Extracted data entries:
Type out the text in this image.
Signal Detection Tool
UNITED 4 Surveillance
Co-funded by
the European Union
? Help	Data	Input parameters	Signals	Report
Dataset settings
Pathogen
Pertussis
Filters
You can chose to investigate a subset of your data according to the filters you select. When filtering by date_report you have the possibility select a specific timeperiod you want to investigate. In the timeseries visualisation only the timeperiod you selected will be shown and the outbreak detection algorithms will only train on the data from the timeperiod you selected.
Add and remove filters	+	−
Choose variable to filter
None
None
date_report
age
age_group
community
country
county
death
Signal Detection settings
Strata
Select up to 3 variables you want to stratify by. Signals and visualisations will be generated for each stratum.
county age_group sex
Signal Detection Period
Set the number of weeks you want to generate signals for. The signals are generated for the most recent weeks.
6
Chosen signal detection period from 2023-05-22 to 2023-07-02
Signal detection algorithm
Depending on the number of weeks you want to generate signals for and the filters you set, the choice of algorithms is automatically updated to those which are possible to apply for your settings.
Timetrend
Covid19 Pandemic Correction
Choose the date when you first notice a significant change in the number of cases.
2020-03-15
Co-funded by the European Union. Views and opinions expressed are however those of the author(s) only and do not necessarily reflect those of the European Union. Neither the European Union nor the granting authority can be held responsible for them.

Task directions: Give the entries once more, exactly as they appear.

Result of this exercise:
Type out the text in this image.
Signal Detection Tool
UNITED 4 Surveillance
Co-funded by
the European Union
? Help	Data	Input parameters	Signals	Report
Dataset settings
Pathogen
Pertussis
Filters
You can chose to investigate a subset of your data according to the filters you select. When filtering by date_report you have the possibility select a specific timeperiod you want to investigate. In the timeseries visualisation only the timeperiod you selected will be shown and the outbreak detection algorithms will only train on the data from the timeperiod you selected.
Add and remove filters	+	−
Choose variable to filter
None
None
date_report
age
age_group
community
country
county
death
Signal Detection settings
Strata
Select up to 3 variables you want to stratify by. Signals and visualisations will be generated for each stratum.
county age_group sex
Signal Detection Period
Set the number of weeks you want to generate signals for. The signals are generated for the most recent weeks.
6
Chosen signal detection period from 2023-05-22 to 2023-07-02
Signal detection algorithm
Depending on the number of weeks you want to generate signals for and the filters you set, the choice of algorithms is automatically updated to those which are possible to apply for your settings.
Timetrend
Covid19 Pandemic Correction
Choose the date when you first notice a significant change in the number of cases.
2020-03-15
Co-funded by the European Union. Views and opinions expressed are however those of the author(s) only and do not necessarily reflect those of the European Union. Neither the European Union nor the granting authority can be held responsible for them.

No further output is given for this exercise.